__YOUR INSTRUCTIONS__. Could you retype all of the entries exactly, without their pictures?

(Items listed in a dataset)

== == ==

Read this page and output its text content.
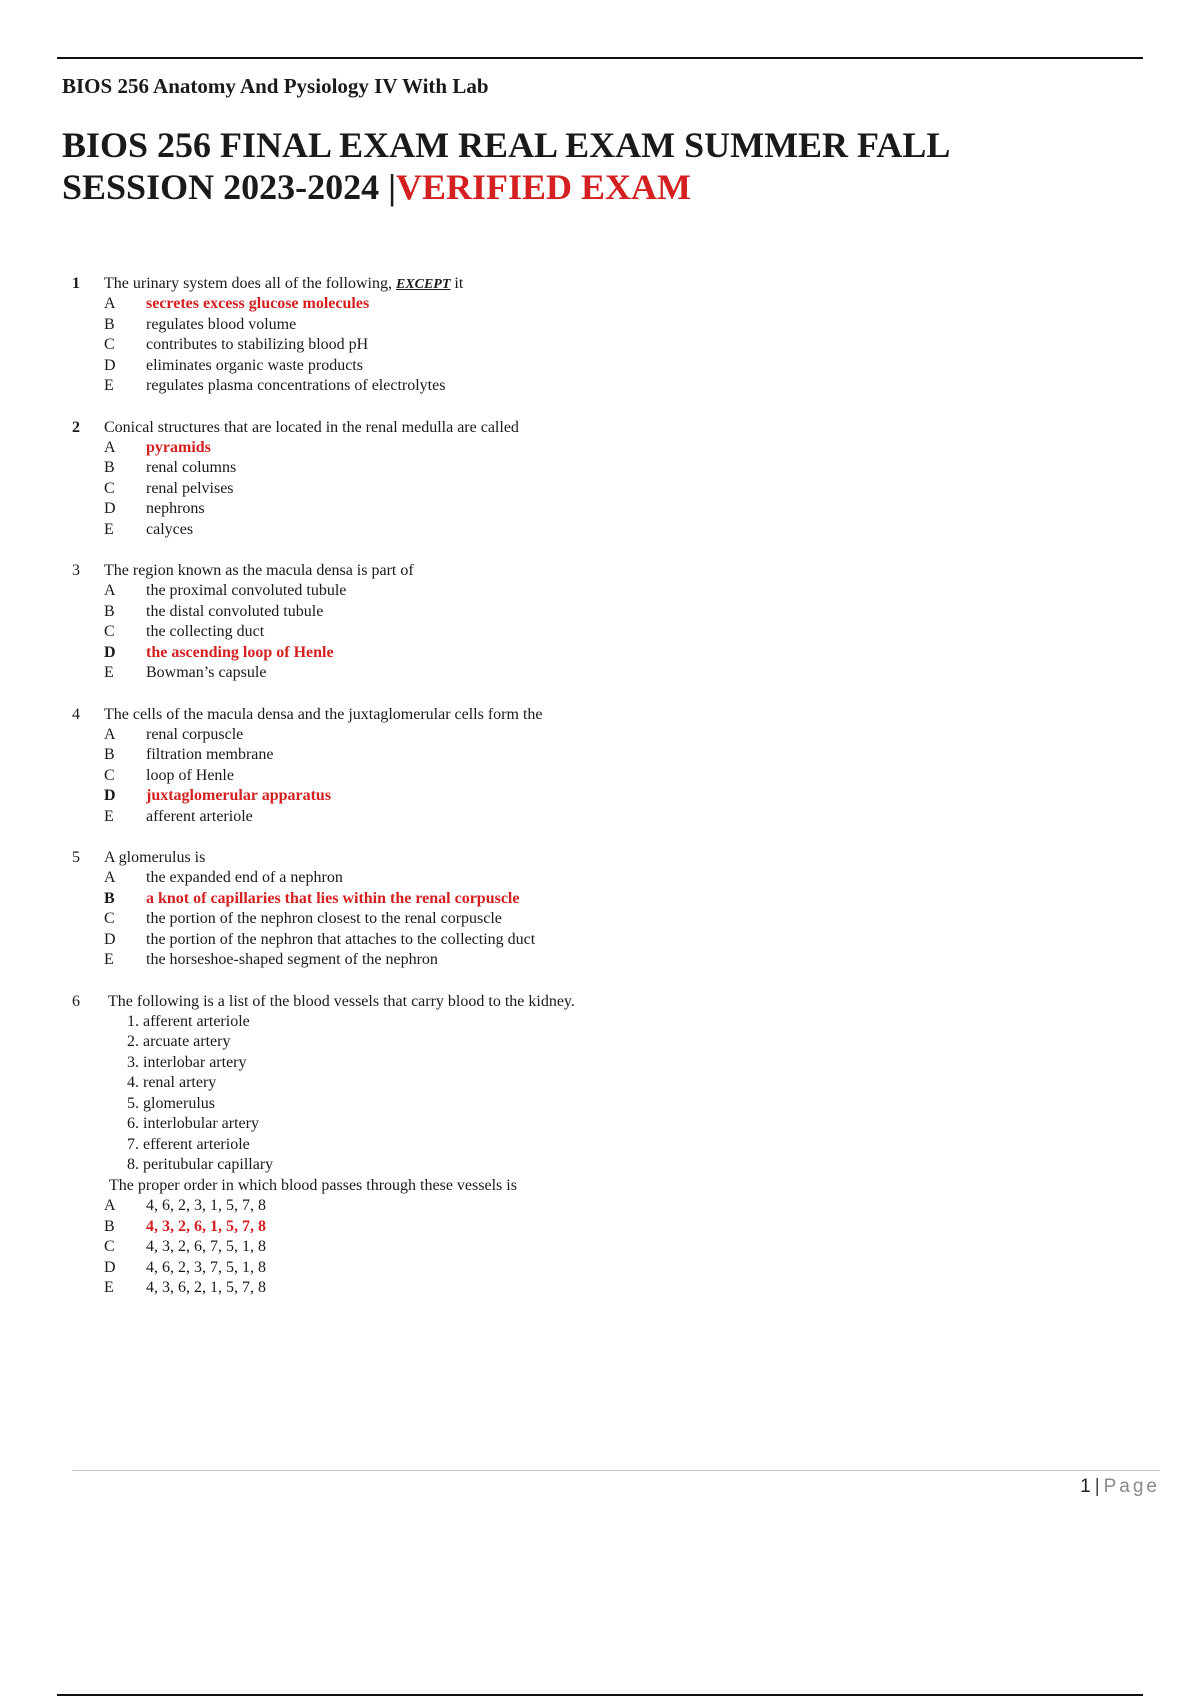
BIOS 256 Anatomy And Pysiology IV With Lab
BIOS 256 FINAL EXAM REAL EXAM SUMMER FALL
SESSION 2023-2024 |VERIFIED EXAM
1	The urinary system does all of the following, EXCEPT it
A	secretes excess glucose molecules
B	regulates blood volume
C	contributes to stabilizing blood pH
D	eliminates organic waste products
E	regulates plasma concentrations of electrolytes
2	Conical structures that are located in the renal medulla are called
A	pyramids
B	renal columns
C	renal pelvises
D	nephrons
E	calyces
3	The region known as the macula densa is part of
A	the proximal convoluted tubule
B	the distal convoluted tubule
C	the collecting duct
D	the ascending loop of Henle
E	Bowman’s capsule
4	The cells of the macula densa and the juxtaglomerular cells form the
A	renal corpuscle
B	filtration membrane
C	loop of Henle
D	juxtaglomerular apparatus
E	afferent arteriole
5	A glomerulus is
A	the expanded end of a nephron
B	a knot of capillaries that lies within the renal corpuscle
C	the portion of the nephron closest to the renal corpuscle
D	the portion of the nephron that attaches to the collecting duct
E	the horseshoe-shaped segment of the nephron
6	The following is a list of the blood vessels that carry blood to the kidney.
1. afferent arteriole
2. arcuate artery
3. interlobar artery
4. renal artery
5. glomerulus
6. interlobular artery
7. efferent arteriole
8. peritubular capillary
The proper order in which blood passes through these vessels is
A	4, 6, 2, 3, 1, 5, 7, 8
B	4, 3, 2, 6, 1, 5, 7, 8
C	4, 3, 2, 6, 7, 5, 1, 8
D	4, 6, 2, 3, 7, 5, 1, 8
E	4, 3, 6, 2, 1, 5, 7, 8
1 | Page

== == ==

__TASK RESULT__.
Read this page and output its text content.
BIOS 256 Anatomy And Pysiology IV With Lab
BIOS 256 FINAL EXAM REAL EXAM SUMMER FALL
SESSION 2023-2024 |VERIFIED EXAM
1	The urinary system does all of the following, EXCEPT it
A	secretes excess glucose molecules
B	regulates blood volume
C	contributes to stabilizing blood pH
D	eliminates organic waste products
E	regulates plasma concentrations of electrolytes
2	Conical structures that are located in the renal medulla are called
A	pyramids
B	renal columns
C	renal pelvises
D	nephrons
E	calyces
3	The region known as the macula densa is part of
A	the proximal convoluted tubule
B	the distal convoluted tubule
C	the collecting duct
D	the ascending loop of Henle
E	Bowman’s capsule
4	The cells of the macula densa and the juxtaglomerular cells form the
A	renal corpuscle
B	filtration membrane
C	loop of Henle
D	juxtaglomerular apparatus
E	afferent arteriole
5	A glomerulus is
A	the expanded end of a nephron
B	a knot of capillaries that lies within the renal corpuscle
C	the portion of the nephron closest to the renal corpuscle
D	the portion of the nephron that attaches to the collecting duct
E	the horseshoe-shaped segment of the nephron
6	The following is a list of the blood vessels that carry blood to the kidney.
1. afferent arteriole
2. arcuate artery
3. interlobar artery
4. renal artery
5. glomerulus
6. interlobular artery
7. efferent arteriole
8. peritubular capillary
The proper order in which blood passes through these vessels is
A	4, 6, 2, 3, 1, 5, 7, 8
B	4, 3, 2, 6, 1, 5, 7, 8
C	4, 3, 2, 6, 7, 5, 1, 8
D	4, 6, 2, 3, 7, 5, 1, 8
E	4, 3, 6, 2, 1, 5, 7, 8
1 | Page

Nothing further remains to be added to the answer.